TASK GOAL » Copy out the whole listing exactly as written, leaving the pictures behind.

──────── SUPPLIED INFORMATION

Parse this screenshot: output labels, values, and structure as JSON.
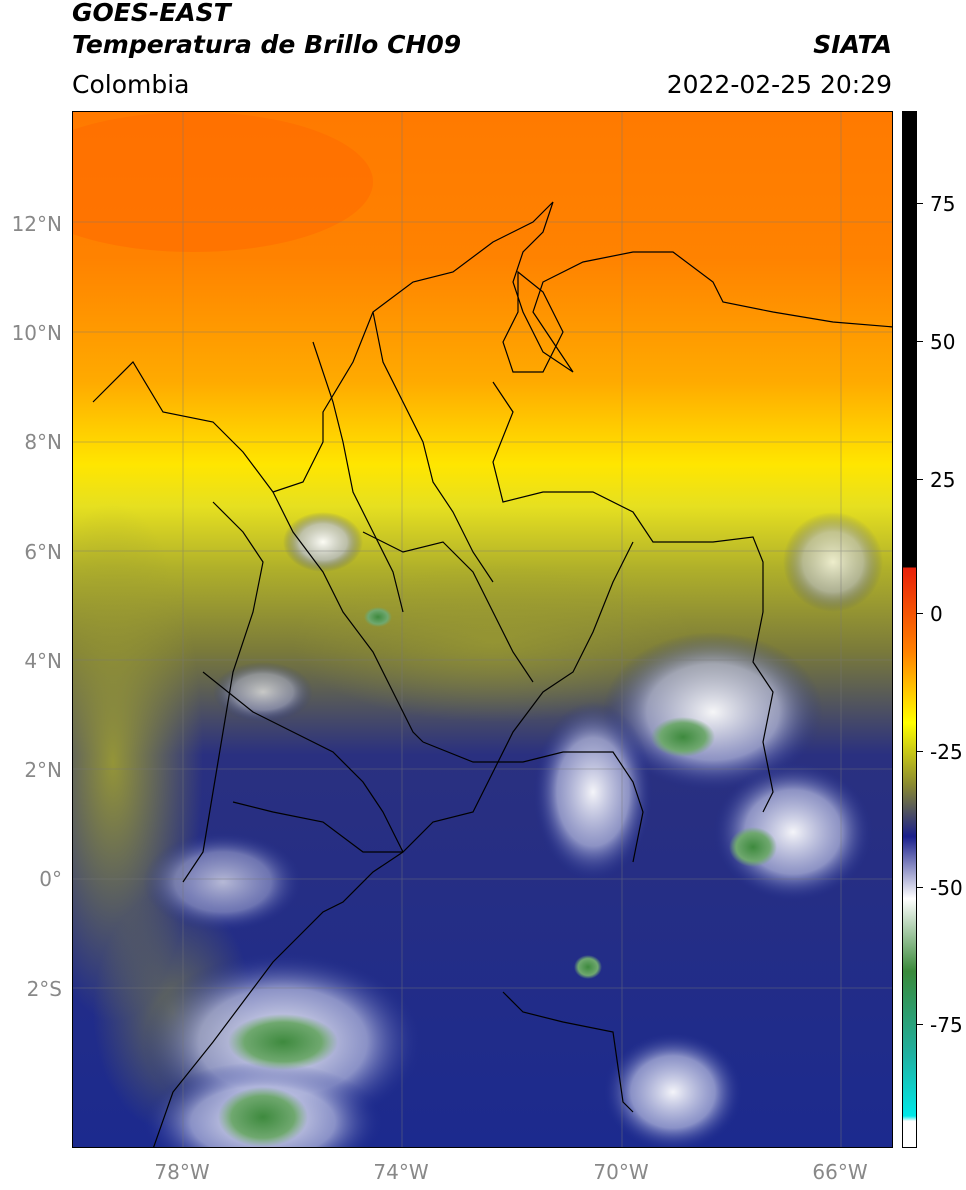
{
  "header": {
    "satellite": "GOES-EAST",
    "product": "Temperatura de Brillo CH09",
    "region": "Colombia",
    "brand": "SIATA",
    "datetime": "2022-02-25 20:29"
  },
  "axes": {
    "lat_labels": [
      "12°N",
      "10°N",
      "8°N",
      "6°N",
      "4°N",
      "2°N",
      "0°",
      "2°S"
    ],
    "lon_labels": [
      "78°W",
      "74°W",
      "70°W",
      "66°W"
    ]
  },
  "colorbar": {
    "ticks": [
      "75",
      "50",
      "25",
      "0",
      "-25",
      "-50",
      "-75"
    ],
    "colors": {
      "black": "#000000",
      "red": "#e8200a",
      "orange": "#ff7f00",
      "yellow": "#ffff00",
      "olive": "#8a8a30",
      "navy": "#1a1f8c",
      "white": "#ffffff",
      "green": "#3a8a3a",
      "teal": "#20b0a0",
      "cyan": "#00e8e8"
    }
  },
  "map": {
    "colors": {
      "ocean_orange": "#ff8a10",
      "deep_orange": "#ff6e00",
      "yellow": "#f0e800",
      "olive": "#9a9a2a",
      "navy": "#1c2a8e",
      "cloud_white": "#d8dcef",
      "cloud_green": "#4d8f4d"
    }
  }
}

────────────────

THE ANSWER »
Parse this screenshot: output labels, values, and structure as JSON.
{
  "header": {
    "satellite": "GOES-EAST",
    "product": "Temperatura de Brillo CH09",
    "region": "Colombia",
    "brand": "SIATA",
    "datetime": "2022-02-25 20:29"
  },
  "axes": {
    "lat_labels": [
      "12°N",
      "10°N",
      "8°N",
      "6°N",
      "4°N",
      "2°N",
      "0°",
      "2°S"
    ],
    "lon_labels": [
      "78°W",
      "74°W",
      "70°W",
      "66°W"
    ]
  },
  "colorbar": {
    "ticks": [
      "75",
      "50",
      "25",
      "0",
      "-25",
      "-50",
      "-75"
    ],
    "colors": {
      "black": "#000000",
      "red": "#e8200a",
      "orange": "#ff7f00",
      "yellow": "#ffff00",
      "olive": "#8a8a30",
      "navy": "#1a1f8c",
      "white": "#ffffff",
      "green": "#3a8a3a",
      "teal": "#20b0a0",
      "cyan": "#00e8e8"
    }
  },
  "map": {
    "colors": {
      "ocean_orange": "#ff8a10",
      "deep_orange": "#ff6e00",
      "yellow": "#f0e800",
      "olive": "#9a9a2a",
      "navy": "#1c2a8e",
      "cloud_white": "#d8dcef",
      "cloud_green": "#4d8f4d"
    }
  }
}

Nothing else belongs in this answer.